Description of the task
Read the listing and extract each line that includes the word "median".

Extracted material
::::
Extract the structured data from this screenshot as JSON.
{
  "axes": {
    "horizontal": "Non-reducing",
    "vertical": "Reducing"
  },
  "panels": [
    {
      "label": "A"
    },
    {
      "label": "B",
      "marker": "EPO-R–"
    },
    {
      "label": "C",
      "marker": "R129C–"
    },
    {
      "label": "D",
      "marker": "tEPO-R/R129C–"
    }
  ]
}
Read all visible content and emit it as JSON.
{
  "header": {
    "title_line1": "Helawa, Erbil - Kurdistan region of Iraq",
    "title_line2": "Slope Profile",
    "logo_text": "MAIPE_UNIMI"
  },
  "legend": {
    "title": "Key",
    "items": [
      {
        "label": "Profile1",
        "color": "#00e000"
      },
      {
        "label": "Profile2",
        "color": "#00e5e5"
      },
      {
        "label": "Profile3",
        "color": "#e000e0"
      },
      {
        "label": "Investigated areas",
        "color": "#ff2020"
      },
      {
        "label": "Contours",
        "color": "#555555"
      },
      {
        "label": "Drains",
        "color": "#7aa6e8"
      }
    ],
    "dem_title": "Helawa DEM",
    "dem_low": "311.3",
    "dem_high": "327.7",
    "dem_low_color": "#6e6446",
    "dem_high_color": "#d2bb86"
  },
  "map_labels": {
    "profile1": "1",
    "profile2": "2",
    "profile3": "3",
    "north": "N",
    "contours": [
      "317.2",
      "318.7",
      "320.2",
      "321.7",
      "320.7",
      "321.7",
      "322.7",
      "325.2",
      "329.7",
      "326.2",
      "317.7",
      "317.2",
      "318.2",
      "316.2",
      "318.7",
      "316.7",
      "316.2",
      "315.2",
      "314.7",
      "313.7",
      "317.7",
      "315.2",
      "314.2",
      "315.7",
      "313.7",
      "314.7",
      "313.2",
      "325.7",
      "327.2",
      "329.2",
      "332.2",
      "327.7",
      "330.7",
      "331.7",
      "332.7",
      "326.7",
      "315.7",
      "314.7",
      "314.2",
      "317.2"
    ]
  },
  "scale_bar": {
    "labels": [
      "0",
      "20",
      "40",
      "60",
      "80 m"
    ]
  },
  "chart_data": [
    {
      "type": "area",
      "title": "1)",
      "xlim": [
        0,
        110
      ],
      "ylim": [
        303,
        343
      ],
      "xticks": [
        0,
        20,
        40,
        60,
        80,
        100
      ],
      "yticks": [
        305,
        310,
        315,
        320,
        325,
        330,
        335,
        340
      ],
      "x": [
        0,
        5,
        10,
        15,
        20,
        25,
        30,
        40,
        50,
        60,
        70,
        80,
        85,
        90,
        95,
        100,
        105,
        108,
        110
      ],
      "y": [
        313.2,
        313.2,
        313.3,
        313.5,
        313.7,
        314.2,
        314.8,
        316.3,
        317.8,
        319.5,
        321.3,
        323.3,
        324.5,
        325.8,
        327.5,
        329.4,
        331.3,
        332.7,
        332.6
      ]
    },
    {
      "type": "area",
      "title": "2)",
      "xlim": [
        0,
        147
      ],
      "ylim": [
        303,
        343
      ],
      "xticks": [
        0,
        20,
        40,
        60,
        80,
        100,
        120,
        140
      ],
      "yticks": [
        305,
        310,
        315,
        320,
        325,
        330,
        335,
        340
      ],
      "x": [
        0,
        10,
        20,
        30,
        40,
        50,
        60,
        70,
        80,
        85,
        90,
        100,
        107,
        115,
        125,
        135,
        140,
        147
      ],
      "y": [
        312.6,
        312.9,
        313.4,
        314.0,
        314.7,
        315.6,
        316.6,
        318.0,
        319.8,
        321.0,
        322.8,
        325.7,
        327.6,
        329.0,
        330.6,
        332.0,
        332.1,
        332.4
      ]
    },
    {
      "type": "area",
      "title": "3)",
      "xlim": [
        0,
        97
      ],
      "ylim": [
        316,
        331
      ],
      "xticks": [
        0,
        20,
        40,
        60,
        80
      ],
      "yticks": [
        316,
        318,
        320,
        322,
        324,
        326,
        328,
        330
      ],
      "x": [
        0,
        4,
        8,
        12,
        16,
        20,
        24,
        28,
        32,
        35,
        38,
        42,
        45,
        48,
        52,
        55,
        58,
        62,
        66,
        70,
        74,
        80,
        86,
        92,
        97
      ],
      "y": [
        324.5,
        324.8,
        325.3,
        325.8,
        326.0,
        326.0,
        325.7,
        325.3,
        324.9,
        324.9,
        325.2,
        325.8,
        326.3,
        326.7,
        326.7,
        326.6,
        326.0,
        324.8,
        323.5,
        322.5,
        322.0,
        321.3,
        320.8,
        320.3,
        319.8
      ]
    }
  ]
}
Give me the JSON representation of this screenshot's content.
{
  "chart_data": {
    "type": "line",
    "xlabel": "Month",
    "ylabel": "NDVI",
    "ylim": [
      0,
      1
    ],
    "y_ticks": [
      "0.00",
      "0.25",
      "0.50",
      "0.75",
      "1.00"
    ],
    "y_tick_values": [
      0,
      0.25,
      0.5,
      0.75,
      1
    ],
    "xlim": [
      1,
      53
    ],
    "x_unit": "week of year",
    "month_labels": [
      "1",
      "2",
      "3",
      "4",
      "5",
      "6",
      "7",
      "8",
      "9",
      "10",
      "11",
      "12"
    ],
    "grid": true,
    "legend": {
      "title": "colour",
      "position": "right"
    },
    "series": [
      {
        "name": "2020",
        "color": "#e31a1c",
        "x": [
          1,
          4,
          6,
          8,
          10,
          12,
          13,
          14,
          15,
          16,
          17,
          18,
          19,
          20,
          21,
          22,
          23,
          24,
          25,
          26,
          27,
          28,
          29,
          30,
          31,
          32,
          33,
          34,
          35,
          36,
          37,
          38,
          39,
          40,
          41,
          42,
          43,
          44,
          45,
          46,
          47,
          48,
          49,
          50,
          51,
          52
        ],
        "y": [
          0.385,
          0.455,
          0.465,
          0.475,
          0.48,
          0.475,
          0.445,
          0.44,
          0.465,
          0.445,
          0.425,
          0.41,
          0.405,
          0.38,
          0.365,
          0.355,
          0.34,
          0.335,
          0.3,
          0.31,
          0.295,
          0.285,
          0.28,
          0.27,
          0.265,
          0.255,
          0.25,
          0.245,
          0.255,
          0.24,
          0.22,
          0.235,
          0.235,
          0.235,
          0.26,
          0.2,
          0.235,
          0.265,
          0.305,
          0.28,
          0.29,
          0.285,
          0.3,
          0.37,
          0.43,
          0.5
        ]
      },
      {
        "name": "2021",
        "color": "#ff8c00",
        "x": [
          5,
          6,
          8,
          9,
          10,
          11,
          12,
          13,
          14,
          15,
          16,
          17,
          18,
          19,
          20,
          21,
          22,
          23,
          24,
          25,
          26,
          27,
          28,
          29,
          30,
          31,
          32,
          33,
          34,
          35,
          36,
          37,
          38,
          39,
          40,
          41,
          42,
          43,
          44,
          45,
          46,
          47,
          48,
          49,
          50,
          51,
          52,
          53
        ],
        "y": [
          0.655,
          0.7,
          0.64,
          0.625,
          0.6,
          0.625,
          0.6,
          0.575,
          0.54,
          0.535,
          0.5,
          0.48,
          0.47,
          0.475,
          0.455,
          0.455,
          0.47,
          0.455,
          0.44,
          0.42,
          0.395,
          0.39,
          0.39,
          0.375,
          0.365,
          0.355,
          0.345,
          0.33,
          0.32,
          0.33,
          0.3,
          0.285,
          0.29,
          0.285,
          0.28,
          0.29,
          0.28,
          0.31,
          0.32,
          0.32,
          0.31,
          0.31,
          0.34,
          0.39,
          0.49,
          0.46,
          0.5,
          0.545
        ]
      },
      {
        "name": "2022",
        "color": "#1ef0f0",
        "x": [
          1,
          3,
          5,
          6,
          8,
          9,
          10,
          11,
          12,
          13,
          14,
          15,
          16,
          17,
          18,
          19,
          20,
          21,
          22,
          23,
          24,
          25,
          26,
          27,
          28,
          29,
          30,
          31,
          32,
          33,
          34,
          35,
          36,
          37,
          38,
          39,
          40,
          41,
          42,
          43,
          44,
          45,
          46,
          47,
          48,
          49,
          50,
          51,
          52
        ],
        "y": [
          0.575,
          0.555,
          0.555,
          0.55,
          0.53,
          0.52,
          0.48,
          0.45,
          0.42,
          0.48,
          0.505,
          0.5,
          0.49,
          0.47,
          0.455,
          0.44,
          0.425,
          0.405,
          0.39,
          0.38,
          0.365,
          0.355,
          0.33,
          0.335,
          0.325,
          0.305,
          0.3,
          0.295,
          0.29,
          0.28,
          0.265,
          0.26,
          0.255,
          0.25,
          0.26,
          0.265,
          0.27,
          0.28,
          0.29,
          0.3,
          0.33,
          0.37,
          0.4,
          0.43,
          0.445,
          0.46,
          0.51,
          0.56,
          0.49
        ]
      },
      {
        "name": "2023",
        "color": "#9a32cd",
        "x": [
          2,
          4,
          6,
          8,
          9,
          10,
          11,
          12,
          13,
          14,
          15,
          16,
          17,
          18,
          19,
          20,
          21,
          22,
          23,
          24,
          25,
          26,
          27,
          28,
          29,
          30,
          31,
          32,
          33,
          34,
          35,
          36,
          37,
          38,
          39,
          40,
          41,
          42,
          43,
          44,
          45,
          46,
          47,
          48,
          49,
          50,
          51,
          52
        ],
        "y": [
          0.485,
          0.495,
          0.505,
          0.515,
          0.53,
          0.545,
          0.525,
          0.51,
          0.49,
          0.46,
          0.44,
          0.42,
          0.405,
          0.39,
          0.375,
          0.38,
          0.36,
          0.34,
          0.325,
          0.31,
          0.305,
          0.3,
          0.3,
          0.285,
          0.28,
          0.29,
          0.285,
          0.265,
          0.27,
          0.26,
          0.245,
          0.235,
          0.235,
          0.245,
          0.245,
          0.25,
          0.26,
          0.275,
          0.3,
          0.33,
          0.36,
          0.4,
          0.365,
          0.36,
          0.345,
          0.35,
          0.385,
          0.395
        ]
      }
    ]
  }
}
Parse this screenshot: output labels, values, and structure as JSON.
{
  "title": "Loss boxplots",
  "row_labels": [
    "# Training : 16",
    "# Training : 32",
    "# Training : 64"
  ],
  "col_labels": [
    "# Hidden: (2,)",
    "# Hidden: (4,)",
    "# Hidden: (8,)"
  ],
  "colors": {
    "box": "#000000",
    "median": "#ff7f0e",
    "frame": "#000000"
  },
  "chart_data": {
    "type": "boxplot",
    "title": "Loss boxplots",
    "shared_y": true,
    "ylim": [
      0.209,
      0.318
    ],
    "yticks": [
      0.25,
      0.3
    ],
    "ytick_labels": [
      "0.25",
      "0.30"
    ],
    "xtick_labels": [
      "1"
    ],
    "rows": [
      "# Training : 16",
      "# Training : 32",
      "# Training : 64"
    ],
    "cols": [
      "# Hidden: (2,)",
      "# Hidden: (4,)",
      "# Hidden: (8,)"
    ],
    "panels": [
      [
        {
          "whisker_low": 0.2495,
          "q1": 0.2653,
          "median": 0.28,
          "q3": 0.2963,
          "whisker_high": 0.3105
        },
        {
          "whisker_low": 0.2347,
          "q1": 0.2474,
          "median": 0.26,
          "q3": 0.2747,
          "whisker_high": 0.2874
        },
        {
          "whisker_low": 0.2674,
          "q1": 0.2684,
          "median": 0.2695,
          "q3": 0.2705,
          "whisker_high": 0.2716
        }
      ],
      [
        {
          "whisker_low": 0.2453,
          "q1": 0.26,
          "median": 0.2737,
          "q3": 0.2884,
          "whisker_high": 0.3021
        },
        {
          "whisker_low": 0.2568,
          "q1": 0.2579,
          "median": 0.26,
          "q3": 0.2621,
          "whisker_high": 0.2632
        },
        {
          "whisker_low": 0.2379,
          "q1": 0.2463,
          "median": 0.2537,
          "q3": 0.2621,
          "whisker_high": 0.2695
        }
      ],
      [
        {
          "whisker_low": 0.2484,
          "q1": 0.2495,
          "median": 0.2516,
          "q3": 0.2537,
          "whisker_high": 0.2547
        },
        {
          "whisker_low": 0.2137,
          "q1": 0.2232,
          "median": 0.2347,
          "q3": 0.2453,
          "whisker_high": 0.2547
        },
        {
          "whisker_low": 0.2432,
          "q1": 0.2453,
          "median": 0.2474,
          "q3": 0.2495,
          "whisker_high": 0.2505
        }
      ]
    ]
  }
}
::::
Written response
    "median": "#ff7f0e",
          "median": 0.28,
          "median": 0.26,
          "median": 0.2695,
          "median": 0.2737,
          "median": 0.26,
          "median": 0.2537,
          "median": 0.2516,
          "median": 0.2347,
          "median": 0.2474,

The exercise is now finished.